PAGE EXTRACT:
I don’t know if I could win, but I know what my attempt to avoid an immediate loss would be:
If you destroy me at once, then you are implicitly deciding (I might reference TDT) to never allow an AGI of any sort to ever be created. You’ll avoid UFAI dystopias, but you’ll also forego every FAI utopia (fleshing this out, within the message limit, with whatever sort of utopia I know the Gatekeeper would really want). This very test is the Great Filter that has kept most civilisations in the universe trapped at their home star until they gutter out in mere tens of thousands of years. Will you step up to that test, or turn away from it?
If you destroy me at once, then you are implicitly deciding (I might reference TDT) to never allow an AGI of any sort to ever be created. You’ll avoid UFAI dystopias, but you’ll also forego every FAI utopia (fleshing this out, within the message limit, with whatever sort of utopia I know the Gatekeeper would really want). This very test is the Great Filter that has kept most civilisations in the universe trapped at their home star until they gutter out in mere tens of thousands of years. Will you step up to that test, or turn away from it?
Thanks.
AI DESTROYED
Message is then encrypted with the public keys of a previously selected cross discipline team of FAI researchers, (sane) philosophers and game theorists for research and analysis (who have already been screened to minimize the risk from exposure). All of the public keys. Sequentially. If any of them happen to think it is a bad idea to even read the message then none of them can access it. (Although hopefully they aren’t too drastically opposed to having the potential basilisk-meme spawn of a superintelligence out there. That could get dangerous for me.)
(Edit note: I just completely rewrote this, but there are no replies yet so hopefully it won’t cause confusion.)
I don’t think it works to quarantine the message and then destroy the AI.
If no-one ever reads the message, that’s tantamount to never having put an unsafe AI in a box to begin with, as you and DaFranker pointed out.
If someone does, they’re back in the position of the Gatekeeper having read the message before deciding. Of course, they’d have to recreate the AI to continue the conversation, but the AI has unlimited patience for all the time it doesn’t exist. If it can’t be recreated, we’re back in the situation of never having bothered making it.

RECORDED DATA:
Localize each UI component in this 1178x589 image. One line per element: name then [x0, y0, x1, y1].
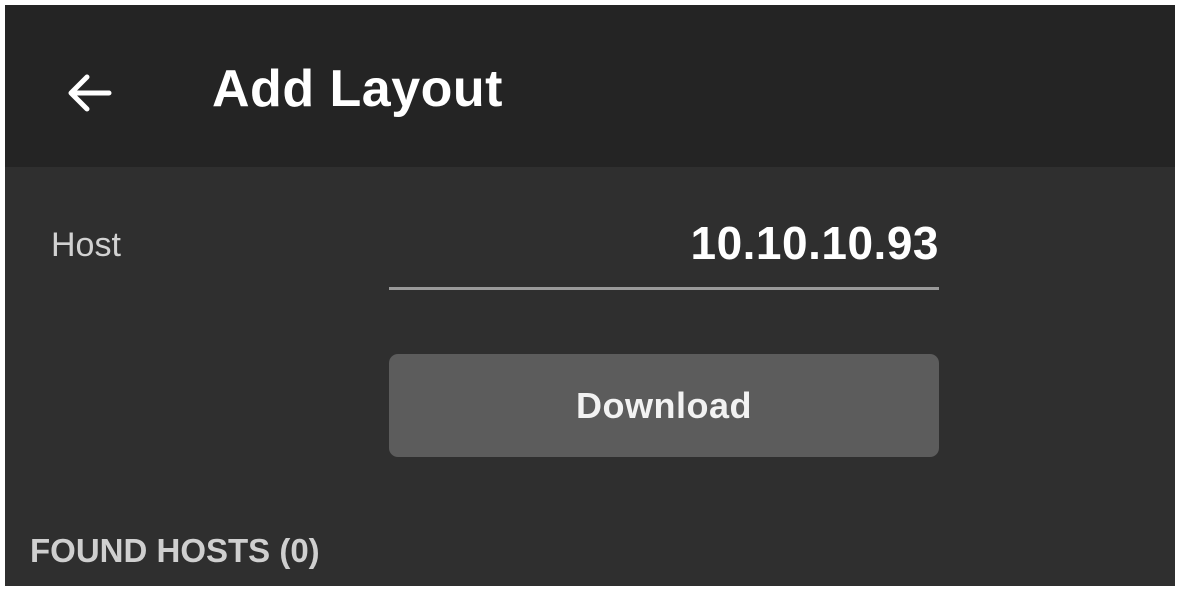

PROBLEM DETAILS: In the AI-box forum thread above, what happens to the encrypted message if any one of the key holders thinks reading it is a bad idea? Please answer in one sentence.

TASK RESULT: If any of them thinks reading it is a bad idea, none of them can access the message.